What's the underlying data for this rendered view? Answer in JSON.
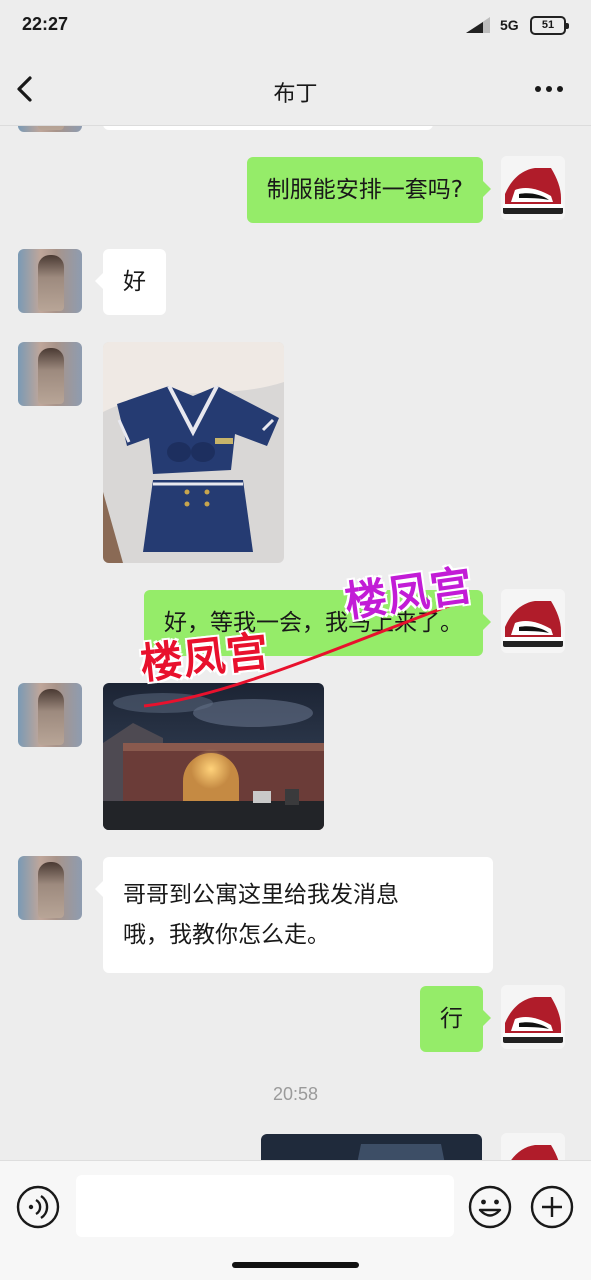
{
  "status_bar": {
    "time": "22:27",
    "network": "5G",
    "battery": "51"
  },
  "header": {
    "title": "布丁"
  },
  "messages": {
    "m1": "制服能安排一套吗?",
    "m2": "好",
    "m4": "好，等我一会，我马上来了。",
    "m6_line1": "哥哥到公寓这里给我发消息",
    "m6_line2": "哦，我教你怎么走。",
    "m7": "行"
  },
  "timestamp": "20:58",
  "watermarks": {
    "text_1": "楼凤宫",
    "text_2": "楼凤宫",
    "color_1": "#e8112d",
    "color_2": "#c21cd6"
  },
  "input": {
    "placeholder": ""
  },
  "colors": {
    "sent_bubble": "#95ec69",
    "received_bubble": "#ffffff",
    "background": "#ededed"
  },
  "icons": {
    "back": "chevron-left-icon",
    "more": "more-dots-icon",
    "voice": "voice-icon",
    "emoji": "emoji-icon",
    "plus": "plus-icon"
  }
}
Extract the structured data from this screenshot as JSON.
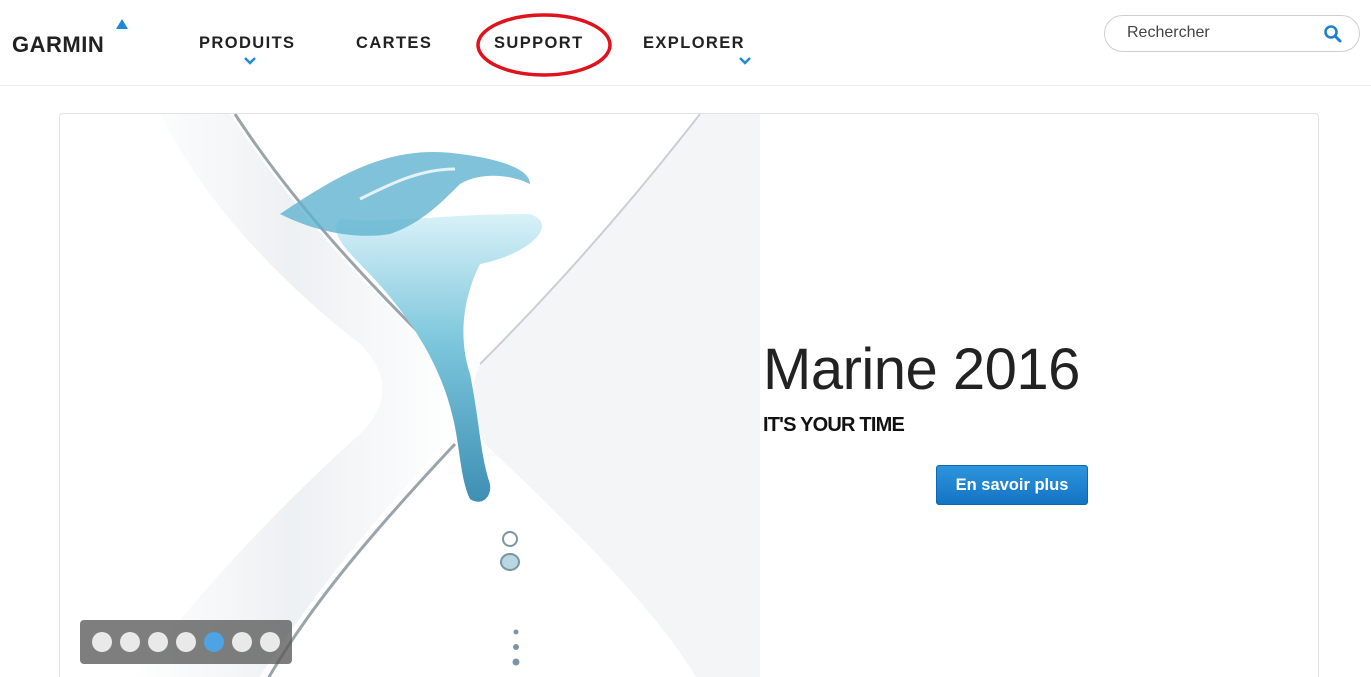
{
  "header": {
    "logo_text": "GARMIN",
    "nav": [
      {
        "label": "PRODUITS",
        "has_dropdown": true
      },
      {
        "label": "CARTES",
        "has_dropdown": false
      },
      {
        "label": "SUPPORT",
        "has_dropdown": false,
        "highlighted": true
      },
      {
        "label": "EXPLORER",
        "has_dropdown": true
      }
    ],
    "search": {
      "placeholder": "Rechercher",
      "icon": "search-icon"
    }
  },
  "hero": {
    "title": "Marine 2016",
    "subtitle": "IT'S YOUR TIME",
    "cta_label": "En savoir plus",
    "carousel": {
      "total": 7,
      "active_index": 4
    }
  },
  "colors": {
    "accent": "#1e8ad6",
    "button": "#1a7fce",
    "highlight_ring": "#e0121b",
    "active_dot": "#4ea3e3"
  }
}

+++

Leave out all pictures, then copy the remaining material exactly.

## The completed task
What's the underlying data for this rendered view? Answer in JSON.
{
  "status_bar": {
    "time": "22:27",
    "network": "5G",
    "battery": "51"
  },
  "header": {
    "title": "布丁"
  },
  "messages": {
    "m1": "制服能安排一套吗?",
    "m2": "好",
    "m4": "好，等我一会，我马上来了。",
    "m6_line1": "哥哥到公寓这里给我发消息",
    "m6_line2": "哦，我教你怎么走。",
    "m7": "行"
  },
  "timestamp": "20:58",
  "watermarks": {
    "text_1": "楼凤宫",
    "text_2": "楼凤宫",
    "color_1": "#e8112d",
    "color_2": "#c21cd6"
  },
  "input": {
    "placeholder": ""
  },
  "colors": {
    "sent_bubble": "#95ec69",
    "received_bubble": "#ffffff",
    "background": "#ededed"
  },
  "icons": {
    "back": "chevron-left-icon",
    "more": "more-dots-icon",
    "voice": "voice-icon",
    "emoji": "emoji-icon",
    "plus": "plus-icon"
  }
}
Extract the structured data from this screenshot as JSON.
{
  "header": {
    "logo_text": "GARMIN",
    "nav": [
      {
        "label": "PRODUITS",
        "has_dropdown": true
      },
      {
        "label": "CARTES",
        "has_dropdown": false
      },
      {
        "label": "SUPPORT",
        "has_dropdown": false,
        "highlighted": true
      },
      {
        "label": "EXPLORER",
        "has_dropdown": true
      }
    ],
    "search": {
      "placeholder": "Rechercher",
      "icon": "search-icon"
    }
  },
  "hero": {
    "title": "Marine 2016",
    "subtitle": "IT'S YOUR TIME",
    "cta_label": "En savoir plus",
    "carousel": {
      "total": 7,
      "active_index": 4
    }
  },
  "colors": {
    "accent": "#1e8ad6",
    "button": "#1a7fce",
    "highlight_ring": "#e0121b",
    "active_dot": "#4ea3e3"
  }
}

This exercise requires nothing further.